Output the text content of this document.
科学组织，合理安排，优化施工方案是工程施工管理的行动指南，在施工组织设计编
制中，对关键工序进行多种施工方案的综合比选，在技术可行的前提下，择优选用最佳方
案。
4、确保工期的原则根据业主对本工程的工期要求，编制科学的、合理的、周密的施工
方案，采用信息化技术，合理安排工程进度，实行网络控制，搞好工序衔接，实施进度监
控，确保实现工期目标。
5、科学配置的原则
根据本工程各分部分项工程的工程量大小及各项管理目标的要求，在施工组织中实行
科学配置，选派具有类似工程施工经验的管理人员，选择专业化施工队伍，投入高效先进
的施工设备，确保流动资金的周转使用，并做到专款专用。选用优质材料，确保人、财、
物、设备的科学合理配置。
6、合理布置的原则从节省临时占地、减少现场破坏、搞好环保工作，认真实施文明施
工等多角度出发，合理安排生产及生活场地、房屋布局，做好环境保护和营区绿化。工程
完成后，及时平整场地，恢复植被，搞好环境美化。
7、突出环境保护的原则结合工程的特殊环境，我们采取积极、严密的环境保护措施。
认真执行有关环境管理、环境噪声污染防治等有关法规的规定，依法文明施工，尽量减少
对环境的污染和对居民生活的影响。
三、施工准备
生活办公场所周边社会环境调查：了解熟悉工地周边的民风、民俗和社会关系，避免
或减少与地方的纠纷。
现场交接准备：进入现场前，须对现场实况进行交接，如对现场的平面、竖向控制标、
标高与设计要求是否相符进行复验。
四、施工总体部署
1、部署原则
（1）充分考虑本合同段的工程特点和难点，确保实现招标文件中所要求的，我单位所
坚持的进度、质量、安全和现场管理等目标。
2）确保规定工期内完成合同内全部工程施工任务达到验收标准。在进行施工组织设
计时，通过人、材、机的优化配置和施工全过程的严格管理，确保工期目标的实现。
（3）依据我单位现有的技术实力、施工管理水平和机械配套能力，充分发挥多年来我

--- --- ---

WHAT THE EXERCISE ASKS | Using the exact wording, write out all of the records.

SOLUTION |
Output the text content of this document.
科学组织，合理安排，优化施工方案是工程施工管理的行动指南，在施工组织设计编
制中，对关键工序进行多种施工方案的综合比选，在技术可行的前提下，择优选用最佳方
案。
4、确保工期的原则根据业主对本工程的工期要求，编制科学的、合理的、周密的施工
方案，采用信息化技术，合理安排工程进度，实行网络控制，搞好工序衔接，实施进度监
控，确保实现工期目标。
5、科学配置的原则
根据本工程各分部分项工程的工程量大小及各项管理目标的要求，在施工组织中实行
科学配置，选派具有类似工程施工经验的管理人员，选择专业化施工队伍，投入高效先进
的施工设备，确保流动资金的周转使用，并做到专款专用。选用优质材料，确保人、财、
物、设备的科学合理配置。
6、合理布置的原则从节省临时占地、减少现场破坏、搞好环保工作，认真实施文明施
工等多角度出发，合理安排生产及生活场地、房屋布局，做好环境保护和营区绿化。工程
完成后，及时平整场地，恢复植被，搞好环境美化。
7、突出环境保护的原则结合工程的特殊环境，我们采取积极、严密的环境保护措施。
认真执行有关环境管理、环境噪声污染防治等有关法规的规定，依法文明施工，尽量减少
对环境的污染和对居民生活的影响。
三、施工准备
生活办公场所周边社会环境调查：了解熟悉工地周边的民风、民俗和社会关系，避免
或减少与地方的纠纷。
现场交接准备：进入现场前，须对现场实况进行交接，如对现场的平面、竖向控制标、
标高与设计要求是否相符进行复验。
四、施工总体部署
1、部署原则
（1）充分考虑本合同段的工程特点和难点，确保实现招标文件中所要求的，我单位所
坚持的进度、质量、安全和现场管理等目标。
2）确保规定工期内完成合同内全部工程施工任务达到验收标准。在进行施工组织设
计时，通过人、材、机的优化配置和施工全过程的严格管理，确保工期目标的实现。
（3）依据我单位现有的技术实力、施工管理水平和机械配套能力，充分发挥多年来我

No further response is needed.